◆ Data shown:
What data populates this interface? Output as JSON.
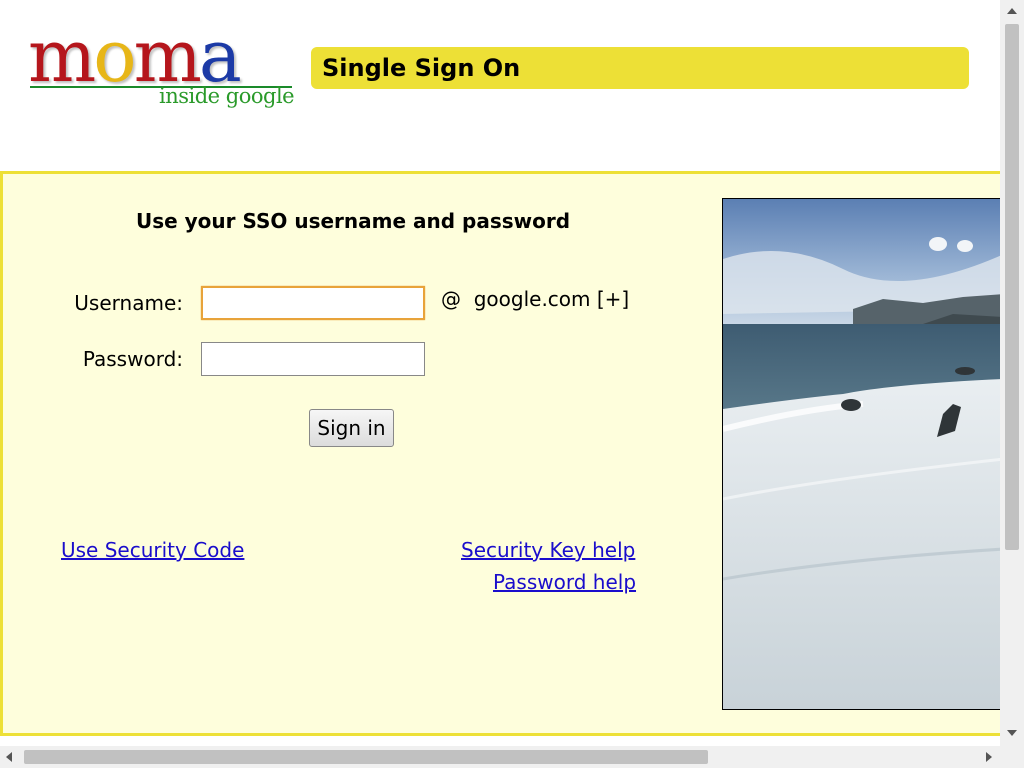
{
  "logo": {
    "letters": [
      {
        "char": "m",
        "color": "#b5161c"
      },
      {
        "char": "o",
        "color": "#e7b618"
      },
      {
        "char": "m",
        "color": "#b5161c"
      },
      {
        "char": "a",
        "color": "#1c3aa6"
      }
    ],
    "subtitle": "inside google"
  },
  "header": {
    "title": "Single Sign On"
  },
  "form": {
    "heading": "Use your SSO username and password",
    "username_label": "Username:",
    "username_value": "",
    "password_label": "Password:",
    "password_value": "",
    "domain_suffix": "@  google.com [+]",
    "submit_label": "Sign in"
  },
  "links": {
    "security_code": "Use Security Code",
    "security_key_help": "Security Key help",
    "password_help": "Password help"
  },
  "colors": {
    "accent_yellow": "#ede036",
    "panel_bg": "#fefedc",
    "link": "#1a0dcc",
    "focus_ring": "#e8a33a"
  },
  "icons": [
    "coastline-photo",
    "scroll-up-icon",
    "scroll-down-icon",
    "scroll-left-icon",
    "scroll-right-icon"
  ]
}
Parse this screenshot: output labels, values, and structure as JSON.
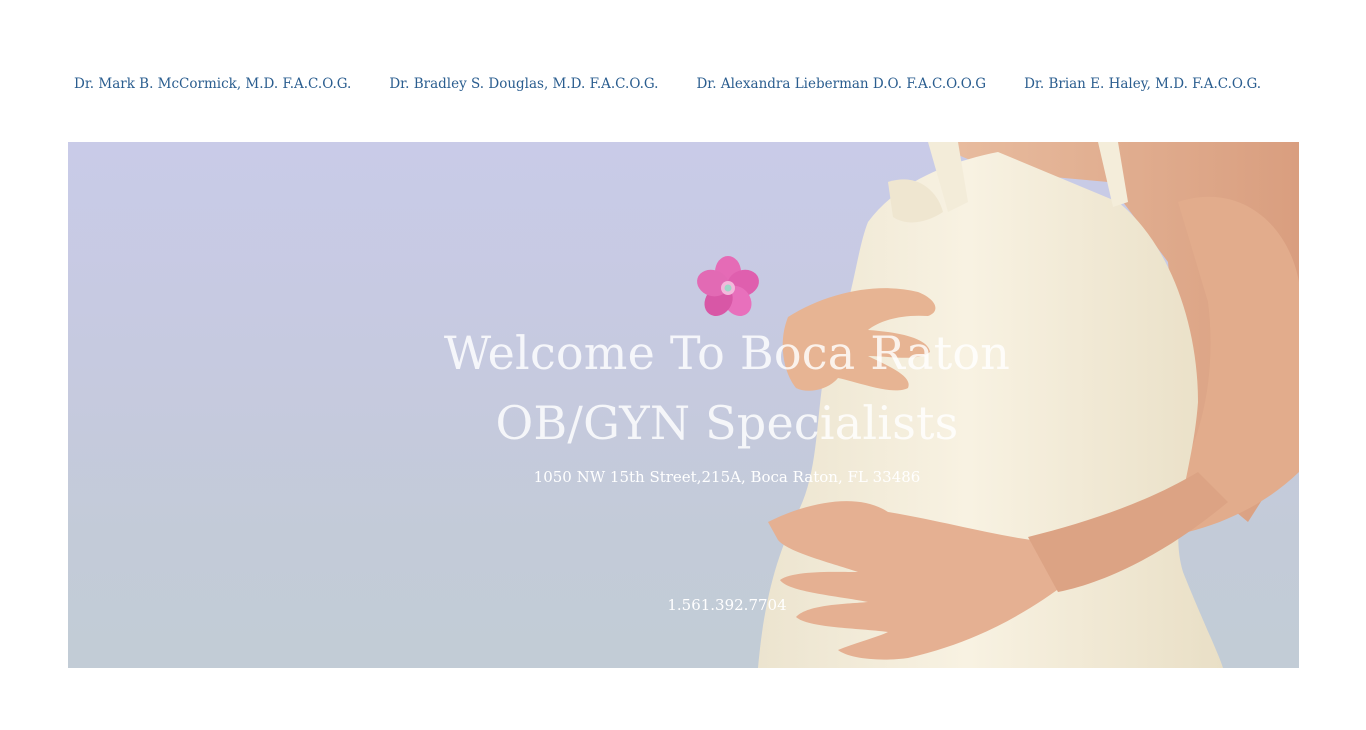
{
  "nav": {
    "links": [
      "Dr. Mark B. McCormick, M.D. F.A.C.O.G.",
      "Dr. Bradley S. Douglas, M.D. F.A.C.O.G.",
      "Dr. Alexandra Lieberman D.O. F.A.C.O.O.G",
      "Dr. Brian E. Haley, M.D. F.A.C.O.G."
    ]
  },
  "hero": {
    "title_line1": "Welcome To Boca Raton",
    "title_line2": "OB/GYN Specialists",
    "address": "1050 NW 15th Street,215A, Boca Raton, FL 33486",
    "phone": "1.561.392.7704",
    "flower_icon": "pink-flower-icon",
    "colors": {
      "sky": "#c9cbe8",
      "dress": "#f6efdc",
      "skin": "#e8b99a",
      "flower": "#e66bb8",
      "nav_link": "#2a5d8f"
    }
  }
}
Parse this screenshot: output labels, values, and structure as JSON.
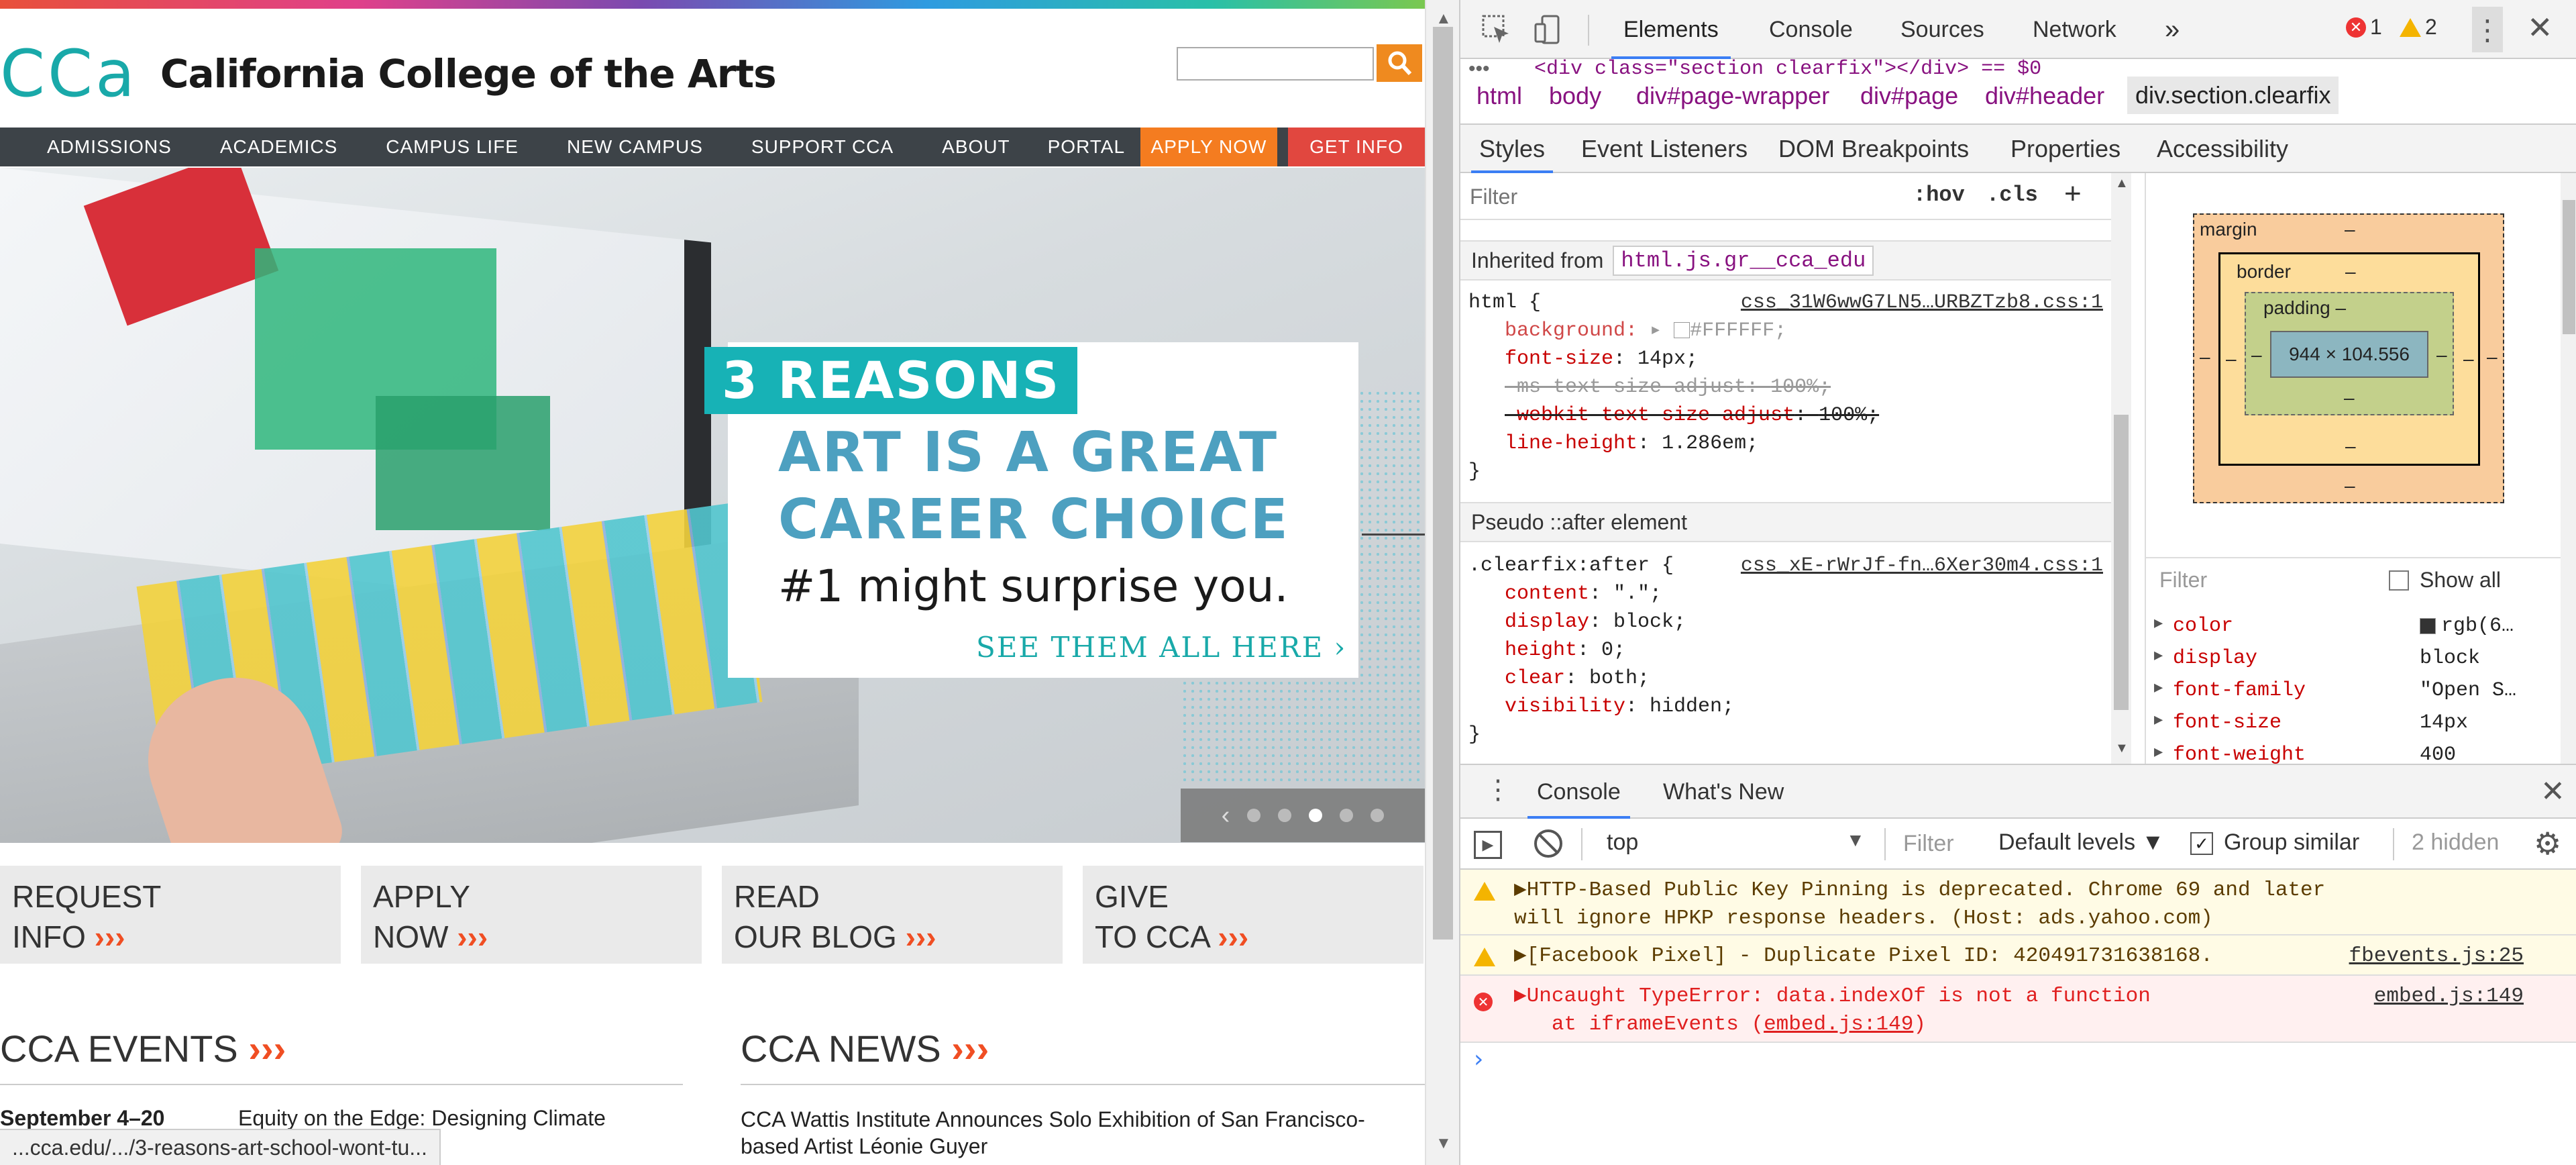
{
  "page": {
    "logo_mark": "CCa",
    "site_name": "California College of the Arts",
    "search_value": "",
    "nav": [
      "ADMISSIONS",
      "ACADEMICS",
      "CAMPUS LIFE",
      "NEW CAMPUS",
      "SUPPORT CCA",
      "ABOUT",
      "PORTAL"
    ],
    "nav_apply": "APPLY NOW",
    "nav_getinfo": "GET INFO",
    "hero": {
      "tag": "3 REASONS",
      "headline_1": "ART IS A GREAT",
      "headline_2": "CAREER CHOICE",
      "subline": "#1 might surprise you.",
      "cta": "SEE THEM ALL HERE",
      "cta_arrow": "›",
      "carousel_prev": "‹",
      "carousel_active_index": 3,
      "carousel_count": 5
    },
    "cards": [
      {
        "line1": "REQUEST",
        "line2": "INFO"
      },
      {
        "line1": "APPLY",
        "line2": "NOW"
      },
      {
        "line1": "READ",
        "line2": "OUR BLOG"
      },
      {
        "line1": "GIVE",
        "line2": "TO CCA"
      }
    ],
    "card_arrows": "›››",
    "events_title": "CCA EVENTS",
    "news_title": "CCA NEWS",
    "section_arrows": "›››",
    "event_date": "September 4–20",
    "event_title": "Equity on the Edge: Designing Climate",
    "news_text": "CCA Wattis Institute Announces Solo Exhibition of San Francisco-based Artist Léonie Guyer",
    "status_url": "...cca.edu/.../3-reasons-art-school-wont-tu..."
  },
  "devtools": {
    "tabs": [
      "Elements",
      "Console",
      "Sources",
      "Network"
    ],
    "more_tabs": "»",
    "error_count": "1",
    "warning_count": "2",
    "partial_node": "<div class=\"section clearfix\"></div> == $0",
    "breadcrumbs": [
      "html",
      "body",
      "div#page-wrapper",
      "div#page",
      "div#header",
      "div.section.clearfix"
    ],
    "subtabs": [
      "Styles",
      "Event Listeners",
      "DOM Breakpoints",
      "Properties",
      "Accessibility"
    ],
    "styles_filter_placeholder": "Filter",
    "hov": ":hov",
    "cls": ".cls",
    "inherited_label": "Inherited from",
    "inherited_selector": "html.js.gr__cca_edu",
    "rule1_selector": "html {",
    "rule1_source": "css_31W6wwG7LN5…URBZTzb8.css:1",
    "rule1_props": [
      {
        "name": "background",
        "value": "#FFFFFF;"
      },
      {
        "name": "font-size",
        "value": "14px;"
      },
      {
        "name": "-ms-text-size-adjust",
        "value": "100%;"
      },
      {
        "name": "-webkit-text-size-adjust",
        "value": "100%;"
      },
      {
        "name": "line-height",
        "value": "1.286em;"
      }
    ],
    "close_brace": "}",
    "pseudo_label": "Pseudo ::after element",
    "rule2_selector": ".clearfix:after {",
    "rule2_source": "css_xE-rWrJf-fn…6Xer30m4.css:1",
    "rule2_props": [
      {
        "name": "content",
        "value": "\".\";"
      },
      {
        "name": "display",
        "value": "block;"
      },
      {
        "name": "height",
        "value": "0;"
      },
      {
        "name": "clear",
        "value": "both;"
      },
      {
        "name": "visibility",
        "value": "hidden;"
      }
    ],
    "boxmodel": {
      "margin_label": "margin",
      "border_label": "border",
      "padding_label": "padding",
      "dash": "–",
      "content_size": "944 × 104.556"
    },
    "computed_filter_placeholder": "Filter",
    "show_all": "Show all",
    "computed": [
      {
        "name": "color",
        "value": "rgb(6…"
      },
      {
        "name": "display",
        "value": "block"
      },
      {
        "name": "font-family",
        "value": "\"Open S…"
      },
      {
        "name": "font-size",
        "value": "14px"
      },
      {
        "name": "font-weight",
        "value": "400"
      }
    ],
    "drawer_tabs": [
      "Console",
      "What's New"
    ],
    "context": "top",
    "console_filter_placeholder": "Filter",
    "levels": "Default levels ▼",
    "group_similar": "Group similar",
    "hidden_count": "2 hidden",
    "messages": [
      {
        "type": "warn",
        "text": "▶HTTP-Based Public Key Pinning is deprecated. Chrome 69 and later will ignore HPKP response headers. (Host: ads.yahoo.com)",
        "source": ""
      },
      {
        "type": "warn",
        "text": "▶[Facebook Pixel] - Duplicate Pixel ID: 420491731638168.",
        "source": "fbevents.js:25"
      },
      {
        "type": "err",
        "text": "▶Uncaught TypeError: data.indexOf is not a function",
        "text2_prefix": "at iframeEvents (",
        "text2_link": "embed.js:149",
        "text2_suffix": ")",
        "source": "embed.js:149"
      }
    ],
    "prompt": "›"
  }
}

◆ Exercise details: Output an exact copy of the material, with the pictures removed.

◆ Result below:
What data populates this interface? Output as JSON.
{
  "logo": {
    "letters": [
      {
        "char": "m",
        "color": "#b5161c"
      },
      {
        "char": "o",
        "color": "#e7b618"
      },
      {
        "char": "m",
        "color": "#b5161c"
      },
      {
        "char": "a",
        "color": "#1c3aa6"
      }
    ],
    "subtitle": "inside google"
  },
  "header": {
    "title": "Single Sign On"
  },
  "form": {
    "heading": "Use your SSO username and password",
    "username_label": "Username:",
    "username_value": "",
    "password_label": "Password:",
    "password_value": "",
    "domain_suffix": "@  google.com [+]",
    "submit_label": "Sign in"
  },
  "links": {
    "security_code": "Use Security Code",
    "security_key_help": "Security Key help",
    "password_help": "Password help"
  },
  "colors": {
    "accent_yellow": "#ede036",
    "panel_bg": "#fefedc",
    "link": "#1a0dcc",
    "focus_ring": "#e8a33a"
  },
  "icons": [
    "coastline-photo",
    "scroll-up-icon",
    "scroll-down-icon",
    "scroll-left-icon",
    "scroll-right-icon"
  ]
}
Parse this screenshot: output labels, values, and structure as JSON.
{
  "nav": {
    "links": [
      "Dr. Mark B. McCormick, M.D. F.A.C.O.G.",
      "Dr. Bradley S. Douglas, M.D. F.A.C.O.G.",
      "Dr. Alexandra Lieberman D.O. F.A.C.O.O.G",
      "Dr. Brian E. Haley, M.D. F.A.C.O.G."
    ]
  },
  "hero": {
    "title_line1": "Welcome To Boca Raton",
    "title_line2": "OB/GYN Specialists",
    "address": "1050 NW 15th Street,215A, Boca Raton, FL 33486",
    "phone": "1.561.392.7704",
    "flower_icon": "pink-flower-icon",
    "colors": {
      "sky": "#c9cbe8",
      "dress": "#f6efdc",
      "skin": "#e8b99a",
      "flower": "#e66bb8",
      "nav_link": "#2a5d8f"
    }
  }
}
Parse this screenshot: output labels, values, and structure as JSON.
{
  "page": {
    "logo_mark": "CCa",
    "site_name": "California College of the Arts",
    "search_value": "",
    "nav": [
      "ADMISSIONS",
      "ACADEMICS",
      "CAMPUS LIFE",
      "NEW CAMPUS",
      "SUPPORT CCA",
      "ABOUT",
      "PORTAL"
    ],
    "nav_apply": "APPLY NOW",
    "nav_getinfo": "GET INFO",
    "hero": {
      "tag": "3 REASONS",
      "headline_1": "ART IS A GREAT",
      "headline_2": "CAREER CHOICE",
      "subline": "#1 might surprise you.",
      "cta": "SEE THEM ALL HERE",
      "cta_arrow": "›",
      "carousel_prev": "‹",
      "carousel_active_index": 3,
      "carousel_count": 5
    },
    "cards": [
      {
        "line1": "REQUEST",
        "line2": "INFO"
      },
      {
        "line1": "APPLY",
        "line2": "NOW"
      },
      {
        "line1": "READ",
        "line2": "OUR BLOG"
      },
      {
        "line1": "GIVE",
        "line2": "TO CCA"
      }
    ],
    "card_arrows": "›››",
    "events_title": "CCA EVENTS",
    "news_title": "CCA NEWS",
    "section_arrows": "›››",
    "event_date": "September 4–20",
    "event_title": "Equity on the Edge: Designing Climate",
    "news_text": "CCA Wattis Institute Announces Solo Exhibition of San Francisco-based Artist Léonie Guyer",
    "status_url": "...cca.edu/.../3-reasons-art-school-wont-tu..."
  },
  "devtools": {
    "tabs": [
      "Elements",
      "Console",
      "Sources",
      "Network"
    ],
    "more_tabs": "»",
    "error_count": "1",
    "warning_count": "2",
    "partial_node": "<div class=\"section clearfix\"></div> == $0",
    "breadcrumbs": [
      "html",
      "body",
      "div#page-wrapper",
      "div#page",
      "div#header",
      "div.section.clearfix"
    ],
    "subtabs": [
      "Styles",
      "Event Listeners",
      "DOM Breakpoints",
      "Properties",
      "Accessibility"
    ],
    "styles_filter_placeholder": "Filter",
    "hov": ":hov",
    "cls": ".cls",
    "inherited_label": "Inherited from",
    "inherited_selector": "html.js.gr__cca_edu",
    "rule1_selector": "html {",
    "rule1_source": "css_31W6wwG7LN5…URBZTzb8.css:1",
    "rule1_props": [
      {
        "name": "background",
        "value": "#FFFFFF;"
      },
      {
        "name": "font-size",
        "value": "14px;"
      },
      {
        "name": "-ms-text-size-adjust",
        "value": "100%;"
      },
      {
        "name": "-webkit-text-size-adjust",
        "value": "100%;"
      },
      {
        "name": "line-height",
        "value": "1.286em;"
      }
    ],
    "close_brace": "}",
    "pseudo_label": "Pseudo ::after element",
    "rule2_selector": ".clearfix:after {",
    "rule2_source": "css_xE-rWrJf-fn…6Xer30m4.css:1",
    "rule2_props": [
      {
        "name": "content",
        "value": "\".\";"
      },
      {
        "name": "display",
        "value": "block;"
      },
      {
        "name": "height",
        "value": "0;"
      },
      {
        "name": "clear",
        "value": "both;"
      },
      {
        "name": "visibility",
        "value": "hidden;"
      }
    ],
    "boxmodel": {
      "margin_label": "margin",
      "border_label": "border",
      "padding_label": "padding",
      "dash": "–",
      "content_size": "944 × 104.556"
    },
    "computed_filter_placeholder": "Filter",
    "show_all": "Show all",
    "computed": [
      {
        "name": "color",
        "value": "rgb(6…"
      },
      {
        "name": "display",
        "value": "block"
      },
      {
        "name": "font-family",
        "value": "\"Open S…"
      },
      {
        "name": "font-size",
        "value": "14px"
      },
      {
        "name": "font-weight",
        "value": "400"
      }
    ],
    "drawer_tabs": [
      "Console",
      "What's New"
    ],
    "context": "top",
    "console_filter_placeholder": "Filter",
    "levels": "Default levels ▼",
    "group_similar": "Group similar",
    "hidden_count": "2 hidden",
    "messages": [
      {
        "type": "warn",
        "text": "▶HTTP-Based Public Key Pinning is deprecated. Chrome 69 and later will ignore HPKP response headers. (Host: ads.yahoo.com)",
        "source": ""
      },
      {
        "type": "warn",
        "text": "▶[Facebook Pixel] - Duplicate Pixel ID: 420491731638168.",
        "source": "fbevents.js:25"
      },
      {
        "type": "err",
        "text": "▶Uncaught TypeError: data.indexOf is not a function",
        "text2_prefix": "at iframeEvents (",
        "text2_link": "embed.js:149",
        "text2_suffix": ")",
        "source": "embed.js:149"
      }
    ],
    "prompt": "›"
  }
}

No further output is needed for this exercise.